## [RAW RECORDS]
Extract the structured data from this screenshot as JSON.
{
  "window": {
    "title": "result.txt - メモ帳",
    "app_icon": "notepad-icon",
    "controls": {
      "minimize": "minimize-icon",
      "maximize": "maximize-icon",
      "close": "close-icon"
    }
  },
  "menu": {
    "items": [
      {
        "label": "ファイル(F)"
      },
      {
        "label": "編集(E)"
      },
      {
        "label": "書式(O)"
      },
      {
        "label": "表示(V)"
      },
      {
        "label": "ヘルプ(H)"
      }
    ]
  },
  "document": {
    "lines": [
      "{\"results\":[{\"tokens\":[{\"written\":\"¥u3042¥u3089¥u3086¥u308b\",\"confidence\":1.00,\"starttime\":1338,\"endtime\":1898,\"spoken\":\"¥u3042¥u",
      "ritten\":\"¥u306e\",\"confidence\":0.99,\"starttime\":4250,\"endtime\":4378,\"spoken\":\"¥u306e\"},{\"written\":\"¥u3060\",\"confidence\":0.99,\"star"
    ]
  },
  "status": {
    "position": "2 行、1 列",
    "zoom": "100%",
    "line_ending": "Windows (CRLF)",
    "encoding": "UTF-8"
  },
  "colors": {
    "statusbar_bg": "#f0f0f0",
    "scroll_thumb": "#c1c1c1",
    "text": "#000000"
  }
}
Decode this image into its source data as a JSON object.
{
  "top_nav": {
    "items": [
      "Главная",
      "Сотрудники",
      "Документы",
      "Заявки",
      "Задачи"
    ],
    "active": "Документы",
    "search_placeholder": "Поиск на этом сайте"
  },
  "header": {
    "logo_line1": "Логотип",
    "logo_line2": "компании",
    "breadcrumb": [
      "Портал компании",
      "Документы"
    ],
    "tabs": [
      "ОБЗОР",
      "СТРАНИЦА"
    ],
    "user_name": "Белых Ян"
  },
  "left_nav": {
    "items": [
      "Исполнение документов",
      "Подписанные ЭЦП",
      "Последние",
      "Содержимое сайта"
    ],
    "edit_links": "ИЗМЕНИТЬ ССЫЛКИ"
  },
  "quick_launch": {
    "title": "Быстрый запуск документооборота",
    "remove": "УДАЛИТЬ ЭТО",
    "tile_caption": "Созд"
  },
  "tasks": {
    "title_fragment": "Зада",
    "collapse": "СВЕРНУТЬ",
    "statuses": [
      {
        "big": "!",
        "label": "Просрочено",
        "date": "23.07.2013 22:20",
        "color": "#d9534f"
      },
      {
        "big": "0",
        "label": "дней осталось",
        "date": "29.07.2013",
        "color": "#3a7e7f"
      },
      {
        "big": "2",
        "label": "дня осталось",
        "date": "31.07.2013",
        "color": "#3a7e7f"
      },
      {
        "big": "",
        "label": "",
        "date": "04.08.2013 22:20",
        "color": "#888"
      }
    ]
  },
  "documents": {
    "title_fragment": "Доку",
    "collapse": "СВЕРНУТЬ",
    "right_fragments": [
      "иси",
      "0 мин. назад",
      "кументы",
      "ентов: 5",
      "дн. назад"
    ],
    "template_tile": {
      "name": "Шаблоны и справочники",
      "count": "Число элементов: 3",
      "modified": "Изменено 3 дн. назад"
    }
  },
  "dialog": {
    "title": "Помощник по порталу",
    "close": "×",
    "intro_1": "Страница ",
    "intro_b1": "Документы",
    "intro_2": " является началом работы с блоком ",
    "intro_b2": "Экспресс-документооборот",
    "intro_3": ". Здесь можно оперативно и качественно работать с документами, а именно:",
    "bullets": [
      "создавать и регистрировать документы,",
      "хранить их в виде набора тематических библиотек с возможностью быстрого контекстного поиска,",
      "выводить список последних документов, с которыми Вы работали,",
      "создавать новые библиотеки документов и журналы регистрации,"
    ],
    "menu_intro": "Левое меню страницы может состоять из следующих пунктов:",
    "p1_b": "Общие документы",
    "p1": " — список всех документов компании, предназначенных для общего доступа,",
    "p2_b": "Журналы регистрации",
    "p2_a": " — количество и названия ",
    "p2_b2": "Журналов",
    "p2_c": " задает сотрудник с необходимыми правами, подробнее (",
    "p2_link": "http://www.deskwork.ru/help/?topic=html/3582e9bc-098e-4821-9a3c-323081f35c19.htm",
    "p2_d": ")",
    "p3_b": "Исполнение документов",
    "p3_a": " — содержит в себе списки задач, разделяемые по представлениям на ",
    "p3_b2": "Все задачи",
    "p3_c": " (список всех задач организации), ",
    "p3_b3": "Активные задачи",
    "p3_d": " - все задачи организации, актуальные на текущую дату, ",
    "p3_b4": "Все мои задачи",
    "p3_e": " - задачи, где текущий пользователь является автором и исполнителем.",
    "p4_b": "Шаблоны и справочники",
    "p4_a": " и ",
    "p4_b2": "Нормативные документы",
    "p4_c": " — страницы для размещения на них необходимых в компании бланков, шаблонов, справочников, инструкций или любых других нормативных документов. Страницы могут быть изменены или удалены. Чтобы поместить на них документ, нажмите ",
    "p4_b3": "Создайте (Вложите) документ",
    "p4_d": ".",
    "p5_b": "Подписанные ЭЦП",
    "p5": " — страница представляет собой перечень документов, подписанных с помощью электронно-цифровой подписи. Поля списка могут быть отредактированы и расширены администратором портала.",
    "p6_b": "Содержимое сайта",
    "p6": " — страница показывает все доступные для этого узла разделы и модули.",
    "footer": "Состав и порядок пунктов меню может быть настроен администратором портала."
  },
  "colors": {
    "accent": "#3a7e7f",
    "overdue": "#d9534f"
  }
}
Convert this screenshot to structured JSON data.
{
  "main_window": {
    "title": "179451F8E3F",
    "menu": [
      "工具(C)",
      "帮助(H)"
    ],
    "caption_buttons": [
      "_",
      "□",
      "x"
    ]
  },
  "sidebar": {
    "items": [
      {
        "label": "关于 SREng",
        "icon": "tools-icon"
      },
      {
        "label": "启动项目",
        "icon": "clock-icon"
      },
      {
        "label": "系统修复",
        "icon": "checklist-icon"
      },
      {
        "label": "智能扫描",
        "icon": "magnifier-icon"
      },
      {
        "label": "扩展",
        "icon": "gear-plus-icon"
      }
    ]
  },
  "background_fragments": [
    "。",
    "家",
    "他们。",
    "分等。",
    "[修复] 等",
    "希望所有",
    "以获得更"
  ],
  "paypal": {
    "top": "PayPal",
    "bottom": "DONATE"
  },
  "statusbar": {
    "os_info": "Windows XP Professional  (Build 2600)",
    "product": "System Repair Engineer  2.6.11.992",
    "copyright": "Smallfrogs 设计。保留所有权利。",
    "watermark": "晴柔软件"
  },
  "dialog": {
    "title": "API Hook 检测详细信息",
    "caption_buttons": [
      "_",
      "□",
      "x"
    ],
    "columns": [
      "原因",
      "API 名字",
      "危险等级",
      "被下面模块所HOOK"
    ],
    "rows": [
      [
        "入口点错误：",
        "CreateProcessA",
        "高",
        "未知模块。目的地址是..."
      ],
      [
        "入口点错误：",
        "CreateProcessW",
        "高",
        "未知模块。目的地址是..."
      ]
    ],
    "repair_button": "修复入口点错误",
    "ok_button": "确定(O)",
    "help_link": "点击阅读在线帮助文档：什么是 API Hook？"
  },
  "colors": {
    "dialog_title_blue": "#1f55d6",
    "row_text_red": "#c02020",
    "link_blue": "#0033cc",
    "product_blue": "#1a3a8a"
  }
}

## [GIVEN EXERCISE]
For this exercise, gather every line of the data that contains the word "icon".

## [EXERCISE SOLUTION]
    "app_icon": "notepad-icon",
      "minimize": "minimize-icon",
      "maximize": "maximize-icon",
      "close": "close-icon"
        "icon": "tools-icon"
        "icon": "clock-icon"
        "icon": "checklist-icon"
        "icon": "magnifier-icon"
        "icon": "gear-plus-icon"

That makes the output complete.